▶ WRITTEN INSTRUCTION
Reproduce the entries word for word, and omit any picture you find in them.

Stored records
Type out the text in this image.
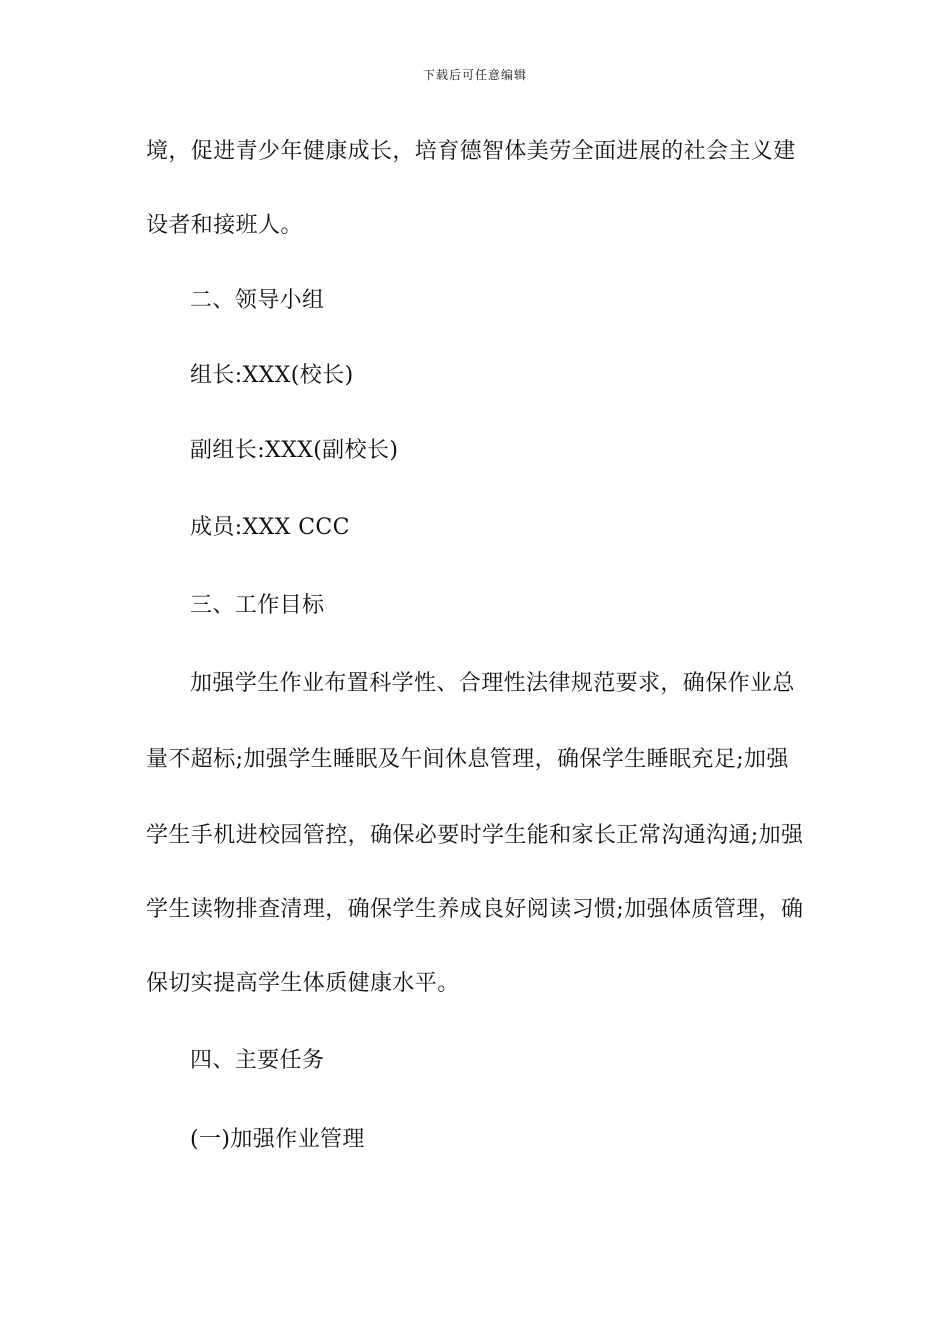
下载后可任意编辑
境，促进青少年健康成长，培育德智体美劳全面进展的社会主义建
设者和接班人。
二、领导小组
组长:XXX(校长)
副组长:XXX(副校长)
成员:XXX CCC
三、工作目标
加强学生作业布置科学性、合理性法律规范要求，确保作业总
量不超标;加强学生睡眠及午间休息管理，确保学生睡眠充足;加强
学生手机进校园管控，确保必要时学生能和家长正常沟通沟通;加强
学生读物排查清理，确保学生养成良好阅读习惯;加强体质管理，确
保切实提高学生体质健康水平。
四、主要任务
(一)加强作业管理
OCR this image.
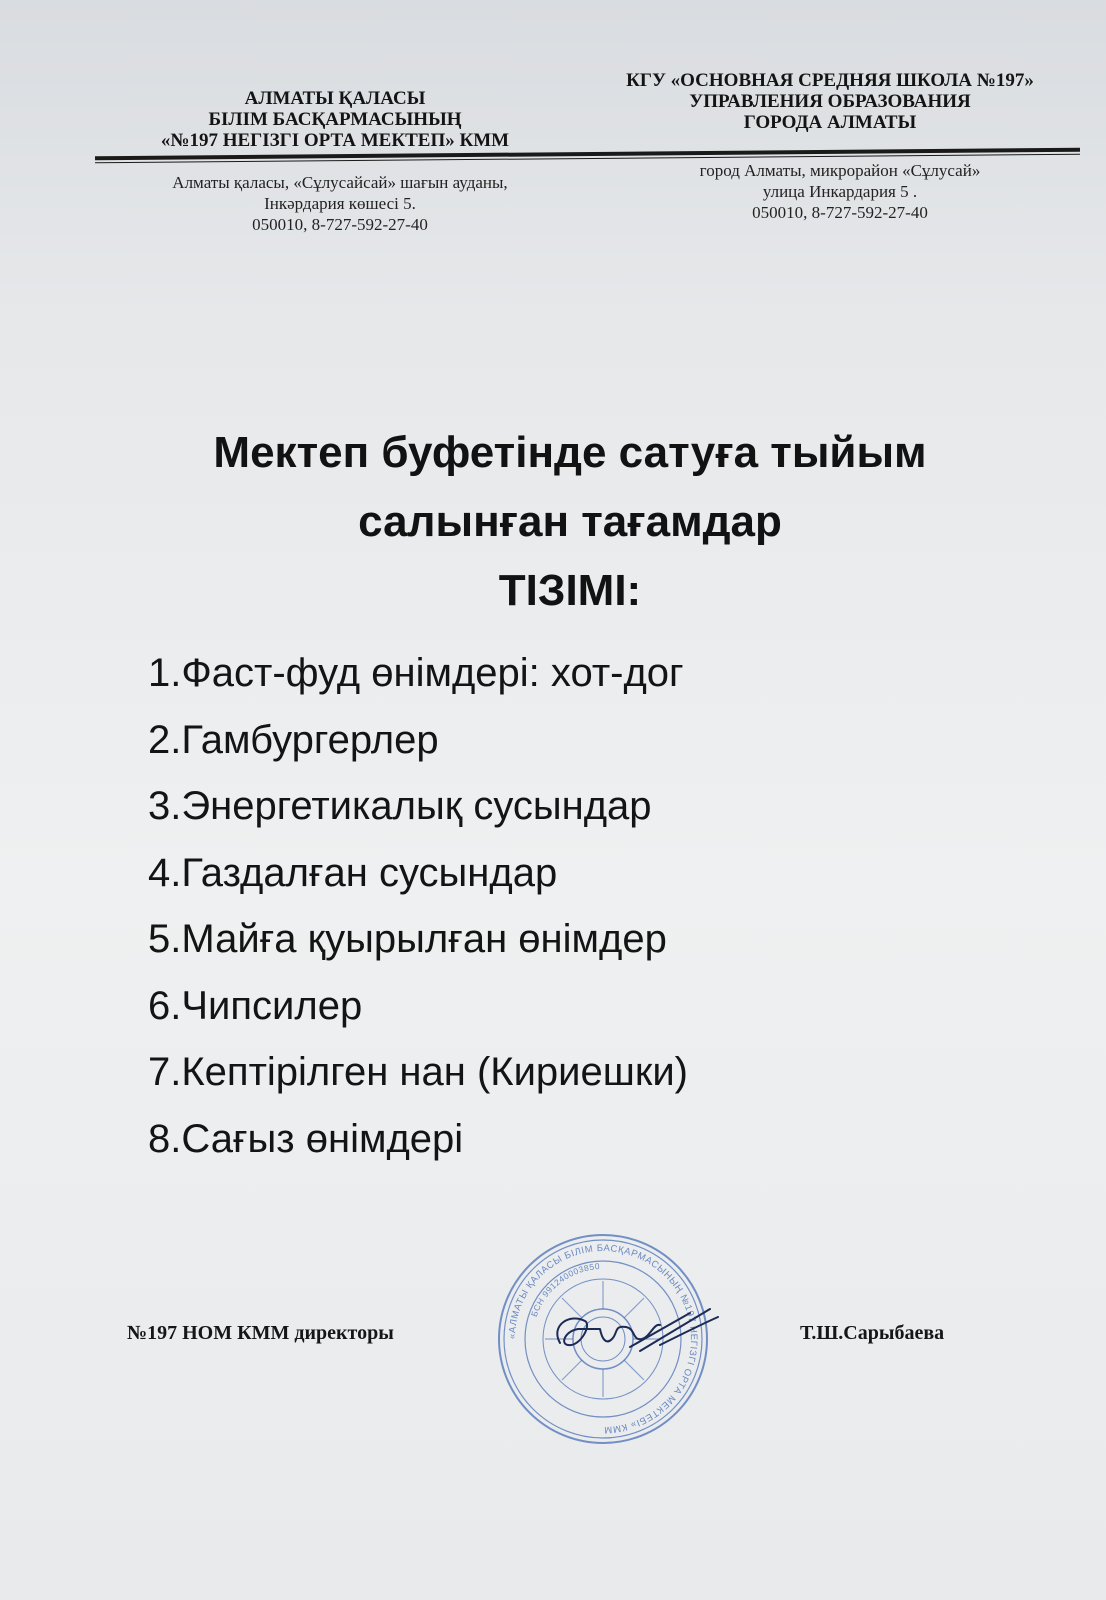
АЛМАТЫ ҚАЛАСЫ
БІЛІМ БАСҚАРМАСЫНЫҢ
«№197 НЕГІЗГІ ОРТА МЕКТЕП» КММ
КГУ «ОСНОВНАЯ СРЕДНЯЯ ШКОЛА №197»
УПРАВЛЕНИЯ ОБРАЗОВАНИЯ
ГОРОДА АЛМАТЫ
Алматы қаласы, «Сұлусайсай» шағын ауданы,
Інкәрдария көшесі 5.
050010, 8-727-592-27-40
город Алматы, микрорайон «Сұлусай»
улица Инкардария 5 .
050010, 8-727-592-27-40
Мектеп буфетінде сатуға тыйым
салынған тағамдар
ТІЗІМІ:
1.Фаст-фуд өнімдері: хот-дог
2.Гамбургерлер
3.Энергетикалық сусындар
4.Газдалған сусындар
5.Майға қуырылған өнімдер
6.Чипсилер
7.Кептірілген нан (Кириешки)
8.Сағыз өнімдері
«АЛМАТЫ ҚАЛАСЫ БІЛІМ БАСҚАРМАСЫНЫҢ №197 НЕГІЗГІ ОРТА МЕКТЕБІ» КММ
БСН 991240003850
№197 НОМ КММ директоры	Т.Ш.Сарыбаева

▶ ANSWER TO THIS TASK
Type out the text in this image.
下载后可任意编辑
境，促进青少年健康成长，培育德智体美劳全面进展的社会主义建
设者和接班人。
二、领导小组
组长:XXX(校长)
副组长:XXX(副校长)
成员:XXX CCC
三、工作目标
加强学生作业布置科学性、合理性法律规范要求，确保作业总
量不超标;加强学生睡眠及午间休息管理，确保学生睡眠充足;加强
学生手机进校园管控，确保必要时学生能和家长正常沟通沟通;加强
学生读物排查清理，确保学生养成良好阅读习惯;加强体质管理，确
保切实提高学生体质健康水平。
四、主要任务
(一)加强作业管理
OCR this image.
АЛМАТЫ ҚАЛАСЫ
БІЛІМ БАСҚАРМАСЫНЫҢ
«№197 НЕГІЗГІ ОРТА МЕКТЕП» КММ
КГУ «ОСНОВНАЯ СРЕДНЯЯ ШКОЛА №197»
УПРАВЛЕНИЯ ОБРАЗОВАНИЯ
ГОРОДА АЛМАТЫ
Алматы қаласы, «Сұлусайсай» шағын ауданы,
Інкәрдария көшесі 5.
050010, 8-727-592-27-40
город Алматы, микрорайон «Сұлусай»
улица Инкардария 5 .
050010, 8-727-592-27-40
Мектеп буфетінде сатуға тыйым
салынған тағамдар
ТІЗІМІ:
1.Фаст-фуд өнімдері: хот-дог
2.Гамбургерлер
3.Энергетикалық сусындар
4.Газдалған сусындар
5.Майға қуырылған өнімдер
6.Чипсилер
7.Кептірілген нан (Кириешки)
8.Сағыз өнімдері
«АЛМАТЫ ҚАЛАСЫ БІЛІМ БАСҚАРМАСЫНЫҢ №197 НЕГІЗГІ ОРТА МЕКТЕБІ» КММ
БСН 991240003850
№197 НОМ КММ директоры	Т.Ш.Сарыбаева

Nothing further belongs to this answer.